▶ **Written problem**
Reproduce each line exactly, including spacing and punctuation.

▶ **Records**
--------------------------------
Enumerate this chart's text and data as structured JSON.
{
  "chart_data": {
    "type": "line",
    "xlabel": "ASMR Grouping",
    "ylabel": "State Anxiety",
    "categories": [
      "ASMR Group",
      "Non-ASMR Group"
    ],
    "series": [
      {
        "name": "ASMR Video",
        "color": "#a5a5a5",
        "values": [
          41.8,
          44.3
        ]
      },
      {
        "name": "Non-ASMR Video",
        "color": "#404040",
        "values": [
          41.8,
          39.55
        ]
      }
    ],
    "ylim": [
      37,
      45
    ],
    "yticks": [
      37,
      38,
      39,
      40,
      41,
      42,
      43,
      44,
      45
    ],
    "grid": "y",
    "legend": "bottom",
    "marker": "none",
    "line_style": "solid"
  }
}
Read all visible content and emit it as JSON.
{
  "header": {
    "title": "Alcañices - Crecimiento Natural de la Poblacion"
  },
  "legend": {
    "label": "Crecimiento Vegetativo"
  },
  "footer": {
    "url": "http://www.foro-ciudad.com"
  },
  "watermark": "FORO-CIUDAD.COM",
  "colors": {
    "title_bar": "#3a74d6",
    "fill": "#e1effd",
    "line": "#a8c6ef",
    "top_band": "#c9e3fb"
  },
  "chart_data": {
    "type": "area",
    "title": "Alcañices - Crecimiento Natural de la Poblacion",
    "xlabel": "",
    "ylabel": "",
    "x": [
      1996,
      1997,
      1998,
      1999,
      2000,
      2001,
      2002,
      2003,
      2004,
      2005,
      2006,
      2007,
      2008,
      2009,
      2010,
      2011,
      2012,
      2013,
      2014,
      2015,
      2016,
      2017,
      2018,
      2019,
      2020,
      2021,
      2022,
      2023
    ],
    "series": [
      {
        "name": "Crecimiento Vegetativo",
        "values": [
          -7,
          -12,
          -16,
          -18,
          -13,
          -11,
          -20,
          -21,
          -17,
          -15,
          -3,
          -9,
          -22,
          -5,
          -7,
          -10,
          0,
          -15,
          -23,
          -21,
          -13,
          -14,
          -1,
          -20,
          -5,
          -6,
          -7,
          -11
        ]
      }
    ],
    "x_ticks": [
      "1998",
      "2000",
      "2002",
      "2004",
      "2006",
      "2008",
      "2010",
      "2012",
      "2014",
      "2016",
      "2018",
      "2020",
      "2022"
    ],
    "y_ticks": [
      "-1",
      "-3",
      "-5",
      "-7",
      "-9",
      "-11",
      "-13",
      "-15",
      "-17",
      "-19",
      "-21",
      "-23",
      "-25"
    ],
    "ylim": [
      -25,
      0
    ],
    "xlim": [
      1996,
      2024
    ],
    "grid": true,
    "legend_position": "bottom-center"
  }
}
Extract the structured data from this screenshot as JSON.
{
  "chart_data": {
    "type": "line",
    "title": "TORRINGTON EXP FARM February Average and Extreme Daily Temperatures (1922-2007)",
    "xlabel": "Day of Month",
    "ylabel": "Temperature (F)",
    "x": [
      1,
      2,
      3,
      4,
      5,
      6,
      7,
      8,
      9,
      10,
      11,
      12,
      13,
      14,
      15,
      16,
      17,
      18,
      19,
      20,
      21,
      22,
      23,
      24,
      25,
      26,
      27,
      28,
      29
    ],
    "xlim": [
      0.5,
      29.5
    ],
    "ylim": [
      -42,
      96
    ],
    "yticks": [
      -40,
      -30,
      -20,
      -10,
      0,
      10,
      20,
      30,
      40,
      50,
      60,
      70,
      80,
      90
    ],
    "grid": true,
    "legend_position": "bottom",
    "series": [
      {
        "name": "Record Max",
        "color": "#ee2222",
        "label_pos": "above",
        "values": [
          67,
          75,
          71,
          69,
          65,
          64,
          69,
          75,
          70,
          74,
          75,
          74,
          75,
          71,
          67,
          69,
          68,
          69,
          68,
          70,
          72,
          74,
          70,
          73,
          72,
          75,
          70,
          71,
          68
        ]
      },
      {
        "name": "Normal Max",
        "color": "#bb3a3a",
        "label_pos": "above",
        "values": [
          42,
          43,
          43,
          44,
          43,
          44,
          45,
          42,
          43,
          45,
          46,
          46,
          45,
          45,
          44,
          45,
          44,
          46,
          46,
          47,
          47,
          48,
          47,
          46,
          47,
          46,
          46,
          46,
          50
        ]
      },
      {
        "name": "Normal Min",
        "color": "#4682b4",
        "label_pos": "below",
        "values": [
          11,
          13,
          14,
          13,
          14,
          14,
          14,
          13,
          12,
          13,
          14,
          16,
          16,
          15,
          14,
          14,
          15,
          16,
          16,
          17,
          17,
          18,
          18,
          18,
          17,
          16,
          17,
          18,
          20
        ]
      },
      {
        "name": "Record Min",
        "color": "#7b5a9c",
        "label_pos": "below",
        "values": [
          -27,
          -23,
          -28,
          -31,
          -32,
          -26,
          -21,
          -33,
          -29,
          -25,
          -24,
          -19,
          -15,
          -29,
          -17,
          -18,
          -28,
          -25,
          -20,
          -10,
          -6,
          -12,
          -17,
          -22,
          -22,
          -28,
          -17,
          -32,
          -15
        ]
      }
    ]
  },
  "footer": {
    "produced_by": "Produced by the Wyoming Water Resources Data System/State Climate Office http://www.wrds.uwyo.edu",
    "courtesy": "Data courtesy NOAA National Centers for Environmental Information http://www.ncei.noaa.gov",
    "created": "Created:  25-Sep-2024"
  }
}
--------------------------------
▶ **Solution to this task**
Enumerate this chart's text and data as structured JSON.
{
  "chart_data": {
    "type": "line",
    "xlabel": "ASMR Grouping",
    "ylabel": "State Anxiety",
    "categories": [
      "ASMR Group",
      "Non-ASMR Group"
    ],
    "series": [
      {
        "name": "ASMR Video",
        "color": "#a5a5a5",
        "values": [
          41.8,
          44.3
        ]
      },
      {
        "name": "Non-ASMR Video",
        "color": "#404040",
        "values": [
          41.8,
          39.55
        ]
      }
    ],
    "ylim": [
      37,
      45
    ],
    "yticks": [
      37,
      38,
      39,
      40,
      41,
      42,
      43,
      44,
      45
    ],
    "grid": "y",
    "legend": "bottom",
    "marker": "none",
    "line_style": "solid"
  }
}
Read all visible content and emit it as JSON.
{
  "header": {
    "title": "Alcañices - Crecimiento Natural de la Poblacion"
  },
  "legend": {
    "label": "Crecimiento Vegetativo"
  },
  "footer": {
    "url": "http://www.foro-ciudad.com"
  },
  "watermark": "FORO-CIUDAD.COM",
  "colors": {
    "title_bar": "#3a74d6",
    "fill": "#e1effd",
    "line": "#a8c6ef",
    "top_band": "#c9e3fb"
  },
  "chart_data": {
    "type": "area",
    "title": "Alcañices - Crecimiento Natural de la Poblacion",
    "xlabel": "",
    "ylabel": "",
    "x": [
      1996,
      1997,
      1998,
      1999,
      2000,
      2001,
      2002,
      2003,
      2004,
      2005,
      2006,
      2007,
      2008,
      2009,
      2010,
      2011,
      2012,
      2013,
      2014,
      2015,
      2016,
      2017,
      2018,
      2019,
      2020,
      2021,
      2022,
      2023
    ],
    "series": [
      {
        "name": "Crecimiento Vegetativo",
        "values": [
          -7,
          -12,
          -16,
          -18,
          -13,
          -11,
          -20,
          -21,
          -17,
          -15,
          -3,
          -9,
          -22,
          -5,
          -7,
          -10,
          0,
          -15,
          -23,
          -21,
          -13,
          -14,
          -1,
          -20,
          -5,
          -6,
          -7,
          -11
        ]
      }
    ],
    "x_ticks": [
      "1998",
      "2000",
      "2002",
      "2004",
      "2006",
      "2008",
      "2010",
      "2012",
      "2014",
      "2016",
      "2018",
      "2020",
      "2022"
    ],
    "y_ticks": [
      "-1",
      "-3",
      "-5",
      "-7",
      "-9",
      "-11",
      "-13",
      "-15",
      "-17",
      "-19",
      "-21",
      "-23",
      "-25"
    ],
    "ylim": [
      -25,
      0
    ],
    "xlim": [
      1996,
      2024
    ],
    "grid": true,
    "legend_position": "bottom-center"
  }
}
Extract the structured data from this screenshot as JSON.
{
  "chart_data": {
    "type": "line",
    "title": "TORRINGTON EXP FARM February Average and Extreme Daily Temperatures (1922-2007)",
    "xlabel": "Day of Month",
    "ylabel": "Temperature (F)",
    "x": [
      1,
      2,
      3,
      4,
      5,
      6,
      7,
      8,
      9,
      10,
      11,
      12,
      13,
      14,
      15,
      16,
      17,
      18,
      19,
      20,
      21,
      22,
      23,
      24,
      25,
      26,
      27,
      28,
      29
    ],
    "xlim": [
      0.5,
      29.5
    ],
    "ylim": [
      -42,
      96
    ],
    "yticks": [
      -40,
      -30,
      -20,
      -10,
      0,
      10,
      20,
      30,
      40,
      50,
      60,
      70,
      80,
      90
    ],
    "grid": true,
    "legend_position": "bottom",
    "series": [
      {
        "name": "Record Max",
        "color": "#ee2222",
        "label_pos": "above",
        "values": [
          67,
          75,
          71,
          69,
          65,
          64,
          69,
          75,
          70,
          74,
          75,
          74,
          75,
          71,
          67,
          69,
          68,
          69,
          68,
          70,
          72,
          74,
          70,
          73,
          72,
          75,
          70,
          71,
          68
        ]
      },
      {
        "name": "Normal Max",
        "color": "#bb3a3a",
        "label_pos": "above",
        "values": [
          42,
          43,
          43,
          44,
          43,
          44,
          45,
          42,
          43,
          45,
          46,
          46,
          45,
          45,
          44,
          45,
          44,
          46,
          46,
          47,
          47,
          48,
          47,
          46,
          47,
          46,
          46,
          46,
          50
        ]
      },
      {
        "name": "Normal Min",
        "color": "#4682b4",
        "label_pos": "below",
        "values": [
          11,
          13,
          14,
          13,
          14,
          14,
          14,
          13,
          12,
          13,
          14,
          16,
          16,
          15,
          14,
          14,
          15,
          16,
          16,
          17,
          17,
          18,
          18,
          18,
          17,
          16,
          17,
          18,
          20
        ]
      },
      {
        "name": "Record Min",
        "color": "#7b5a9c",
        "label_pos": "below",
        "values": [
          -27,
          -23,
          -28,
          -31,
          -32,
          -26,
          -21,
          -33,
          -29,
          -25,
          -24,
          -19,
          -15,
          -29,
          -17,
          -18,
          -28,
          -25,
          -20,
          -10,
          -6,
          -12,
          -17,
          -22,
          -22,
          -28,
          -17,
          -32,
          -15
        ]
      }
    ]
  },
  "footer": {
    "produced_by": "Produced by the Wyoming Water Resources Data System/State Climate Office http://www.wrds.uwyo.edu",
    "courtesy": "Data courtesy NOAA National Centers for Environmental Information http://www.ncei.noaa.gov",
    "created": "Created:  25-Sep-2024"
  }
}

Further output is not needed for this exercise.